-- Begin --
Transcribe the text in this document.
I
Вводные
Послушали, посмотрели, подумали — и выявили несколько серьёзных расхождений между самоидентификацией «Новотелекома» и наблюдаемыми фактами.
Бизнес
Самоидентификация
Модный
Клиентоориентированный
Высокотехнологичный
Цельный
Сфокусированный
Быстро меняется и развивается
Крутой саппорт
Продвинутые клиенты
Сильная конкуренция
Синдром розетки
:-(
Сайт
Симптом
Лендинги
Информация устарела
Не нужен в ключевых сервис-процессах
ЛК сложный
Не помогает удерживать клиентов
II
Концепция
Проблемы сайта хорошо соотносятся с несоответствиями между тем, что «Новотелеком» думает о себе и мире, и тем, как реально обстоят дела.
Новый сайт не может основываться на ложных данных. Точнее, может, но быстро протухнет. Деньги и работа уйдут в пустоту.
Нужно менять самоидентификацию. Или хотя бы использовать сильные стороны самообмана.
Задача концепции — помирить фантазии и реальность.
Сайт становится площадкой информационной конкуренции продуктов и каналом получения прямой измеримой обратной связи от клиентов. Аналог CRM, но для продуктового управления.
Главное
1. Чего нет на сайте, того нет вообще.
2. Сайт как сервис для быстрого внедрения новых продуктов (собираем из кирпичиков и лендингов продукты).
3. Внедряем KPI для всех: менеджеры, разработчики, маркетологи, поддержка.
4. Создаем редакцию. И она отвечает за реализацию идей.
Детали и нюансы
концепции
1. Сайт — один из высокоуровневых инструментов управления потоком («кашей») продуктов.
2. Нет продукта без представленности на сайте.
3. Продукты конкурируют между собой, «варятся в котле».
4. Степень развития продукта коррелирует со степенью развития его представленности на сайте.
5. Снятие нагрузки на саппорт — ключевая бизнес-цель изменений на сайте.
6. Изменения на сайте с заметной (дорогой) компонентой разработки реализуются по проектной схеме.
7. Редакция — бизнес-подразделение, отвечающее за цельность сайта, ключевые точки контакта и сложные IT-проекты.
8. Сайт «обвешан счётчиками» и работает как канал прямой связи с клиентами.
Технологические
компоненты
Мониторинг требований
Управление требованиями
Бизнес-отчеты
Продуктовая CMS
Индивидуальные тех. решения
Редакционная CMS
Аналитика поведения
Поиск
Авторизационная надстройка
-- End --
** Set problem **
The lines above should be duplicated exactly.

** Exercise output **
Transcribe the text in this document.
I
Вводные
Послушали, посмотрели, подумали — и выявили несколько серьёзных расхождений между самоидентификацией «Новотелекома» и наблюдаемыми фактами.
Бизнес
Самоидентификация
Модный
Клиентоориентированный
Высокотехнологичный
Цельный
Сфокусированный
Быстро меняется и развивается
Крутой саппорт
Продвинутые клиенты
Сильная конкуренция
Синдром розетки
:-(
Сайт
Симптом
Лендинги
Информация устарела
Не нужен в ключевых сервис-процессах
ЛК сложный
Не помогает удерживать клиентов
II
Концепция
Проблемы сайта хорошо соотносятся с несоответствиями между тем, что «Новотелеком» думает о себе и мире, и тем, как реально обстоят дела.
Новый сайт не может основываться на ложных данных. Точнее, может, но быстро протухнет. Деньги и работа уйдут в пустоту.
Нужно менять самоидентификацию. Или хотя бы использовать сильные стороны самообмана.
Задача концепции — помирить фантазии и реальность.
Сайт становится площадкой информационной конкуренции продуктов и каналом получения прямой измеримой обратной связи от клиентов. Аналог CRM, но для продуктового управления.
Главное
1. Чего нет на сайте, того нет вообще.
2. Сайт как сервис для быстрого внедрения новых продуктов (собираем из кирпичиков и лендингов продукты).
3. Внедряем KPI для всех: менеджеры, разработчики, маркетологи, поддержка.
4. Создаем редакцию. И она отвечает за реализацию идей.
Детали и нюансы
концепции
1. Сайт — один из высокоуровневых инструментов управления потоком («кашей») продуктов.
2. Нет продукта без представленности на сайте.
3. Продукты конкурируют между собой, «варятся в котле».
4. Степень развития продукта коррелирует со степенью развития его представленности на сайте.
5. Снятие нагрузки на саппорт — ключевая бизнес-цель изменений на сайте.
6. Изменения на сайте с заметной (дорогой) компонентой разработки реализуются по проектной схеме.
7. Редакция — бизнес-подразделение, отвечающее за цельность сайта, ключевые точки контакта и сложные IT-проекты.
8. Сайт «обвешан счётчиками» и работает как канал прямой связи с клиентами.
Технологические
компоненты
Мониторинг требований
Управление требованиями
Бизнес-отчеты
Продуктовая CMS
Индивидуальные тех. решения
Редакционная CMS
Аналитика поведения
Поиск
Авторизационная надстройка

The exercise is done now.